--- begin DATA TO PROCESS ---
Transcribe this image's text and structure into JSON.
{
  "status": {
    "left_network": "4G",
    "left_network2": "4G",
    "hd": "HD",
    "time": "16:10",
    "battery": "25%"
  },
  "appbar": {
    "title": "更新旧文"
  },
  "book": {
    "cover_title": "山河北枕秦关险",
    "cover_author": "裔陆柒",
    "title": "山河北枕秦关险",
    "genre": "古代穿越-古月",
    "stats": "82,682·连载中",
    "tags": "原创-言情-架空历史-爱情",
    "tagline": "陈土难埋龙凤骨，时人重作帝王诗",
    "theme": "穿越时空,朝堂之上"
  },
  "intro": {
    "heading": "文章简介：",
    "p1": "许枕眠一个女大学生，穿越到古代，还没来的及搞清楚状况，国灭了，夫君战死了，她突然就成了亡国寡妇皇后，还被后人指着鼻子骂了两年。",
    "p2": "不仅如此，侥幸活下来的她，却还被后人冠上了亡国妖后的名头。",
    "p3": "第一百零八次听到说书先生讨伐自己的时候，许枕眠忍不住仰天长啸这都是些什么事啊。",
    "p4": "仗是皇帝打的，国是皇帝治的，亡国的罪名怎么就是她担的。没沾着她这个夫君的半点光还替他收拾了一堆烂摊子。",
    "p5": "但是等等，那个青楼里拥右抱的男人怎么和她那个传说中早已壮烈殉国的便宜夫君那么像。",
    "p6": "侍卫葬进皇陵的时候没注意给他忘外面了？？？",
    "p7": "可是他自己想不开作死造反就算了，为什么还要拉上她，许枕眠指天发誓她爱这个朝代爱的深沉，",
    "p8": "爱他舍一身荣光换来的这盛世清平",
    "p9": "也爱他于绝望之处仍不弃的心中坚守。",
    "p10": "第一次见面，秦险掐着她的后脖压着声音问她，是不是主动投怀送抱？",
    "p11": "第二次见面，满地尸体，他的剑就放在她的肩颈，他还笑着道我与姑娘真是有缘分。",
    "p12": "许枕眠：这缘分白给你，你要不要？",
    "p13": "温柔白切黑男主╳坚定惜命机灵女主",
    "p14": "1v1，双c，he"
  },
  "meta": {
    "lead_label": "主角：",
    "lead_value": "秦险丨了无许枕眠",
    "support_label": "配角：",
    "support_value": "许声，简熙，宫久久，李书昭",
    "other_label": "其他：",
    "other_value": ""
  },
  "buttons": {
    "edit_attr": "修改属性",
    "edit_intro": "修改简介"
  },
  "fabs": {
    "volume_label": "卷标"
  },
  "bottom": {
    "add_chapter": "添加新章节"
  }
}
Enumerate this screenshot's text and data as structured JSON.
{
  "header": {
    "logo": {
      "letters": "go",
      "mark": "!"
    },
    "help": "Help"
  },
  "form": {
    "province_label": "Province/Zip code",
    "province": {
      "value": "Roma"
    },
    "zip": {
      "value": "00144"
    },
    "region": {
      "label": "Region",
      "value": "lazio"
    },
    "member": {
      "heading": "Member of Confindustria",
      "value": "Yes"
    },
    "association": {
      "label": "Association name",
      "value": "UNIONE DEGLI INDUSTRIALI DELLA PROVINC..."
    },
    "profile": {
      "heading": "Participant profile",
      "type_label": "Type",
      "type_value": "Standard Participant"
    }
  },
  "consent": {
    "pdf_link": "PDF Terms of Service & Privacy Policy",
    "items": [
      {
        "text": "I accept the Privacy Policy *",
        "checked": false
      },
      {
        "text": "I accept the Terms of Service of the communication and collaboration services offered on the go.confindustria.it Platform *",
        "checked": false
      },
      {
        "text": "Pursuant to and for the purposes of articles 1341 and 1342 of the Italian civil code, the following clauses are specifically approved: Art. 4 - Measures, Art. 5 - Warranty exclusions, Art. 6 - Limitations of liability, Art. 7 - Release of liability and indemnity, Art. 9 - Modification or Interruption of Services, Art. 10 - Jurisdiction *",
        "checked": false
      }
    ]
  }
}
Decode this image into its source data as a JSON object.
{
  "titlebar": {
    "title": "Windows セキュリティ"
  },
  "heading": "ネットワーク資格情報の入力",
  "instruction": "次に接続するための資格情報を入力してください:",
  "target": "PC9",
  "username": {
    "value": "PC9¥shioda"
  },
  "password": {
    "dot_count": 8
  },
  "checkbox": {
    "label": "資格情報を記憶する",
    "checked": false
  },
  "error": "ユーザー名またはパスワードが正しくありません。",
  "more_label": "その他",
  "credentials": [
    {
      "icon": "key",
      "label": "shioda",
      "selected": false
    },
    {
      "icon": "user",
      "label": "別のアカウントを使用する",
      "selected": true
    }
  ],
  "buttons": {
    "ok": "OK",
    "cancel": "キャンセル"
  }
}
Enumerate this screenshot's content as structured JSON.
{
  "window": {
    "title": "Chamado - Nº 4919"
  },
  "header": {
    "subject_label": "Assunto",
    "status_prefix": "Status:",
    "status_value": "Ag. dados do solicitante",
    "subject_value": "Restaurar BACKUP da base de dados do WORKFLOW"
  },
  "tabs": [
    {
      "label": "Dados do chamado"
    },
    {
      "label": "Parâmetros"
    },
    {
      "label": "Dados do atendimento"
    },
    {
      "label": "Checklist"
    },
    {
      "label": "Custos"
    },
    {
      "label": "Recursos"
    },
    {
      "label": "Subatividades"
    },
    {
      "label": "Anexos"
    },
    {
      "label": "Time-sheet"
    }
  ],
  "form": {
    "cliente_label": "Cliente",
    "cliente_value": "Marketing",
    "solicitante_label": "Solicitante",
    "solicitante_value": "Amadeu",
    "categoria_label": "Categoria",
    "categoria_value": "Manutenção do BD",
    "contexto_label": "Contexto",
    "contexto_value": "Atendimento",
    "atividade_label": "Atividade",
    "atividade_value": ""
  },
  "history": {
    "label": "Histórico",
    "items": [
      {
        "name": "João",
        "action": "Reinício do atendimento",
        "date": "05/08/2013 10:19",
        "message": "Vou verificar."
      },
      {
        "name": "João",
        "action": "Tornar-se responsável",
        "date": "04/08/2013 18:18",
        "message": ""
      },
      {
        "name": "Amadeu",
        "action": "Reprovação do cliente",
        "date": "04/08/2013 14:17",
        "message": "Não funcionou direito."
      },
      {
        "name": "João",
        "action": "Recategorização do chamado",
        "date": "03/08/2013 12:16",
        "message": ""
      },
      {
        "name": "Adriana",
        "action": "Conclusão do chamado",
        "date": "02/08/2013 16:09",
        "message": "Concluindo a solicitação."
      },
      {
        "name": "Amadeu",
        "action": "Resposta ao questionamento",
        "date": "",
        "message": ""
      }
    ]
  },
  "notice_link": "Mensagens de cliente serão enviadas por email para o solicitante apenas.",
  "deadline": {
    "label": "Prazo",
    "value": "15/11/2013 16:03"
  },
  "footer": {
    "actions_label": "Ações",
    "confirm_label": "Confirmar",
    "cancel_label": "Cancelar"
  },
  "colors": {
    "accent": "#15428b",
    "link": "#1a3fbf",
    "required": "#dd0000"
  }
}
--- end DATA TO PROCESS ---
* [THE TASK]:
Collect each line holding the string "this".

* [EXERCISE RESULT]:
Transcribe this image's text and structure into JSON.
Enumerate this screenshot's text and data as structured JSON.
Decode this image into its source data as a JSON object.
Enumerate this screenshot's content as structured JSON.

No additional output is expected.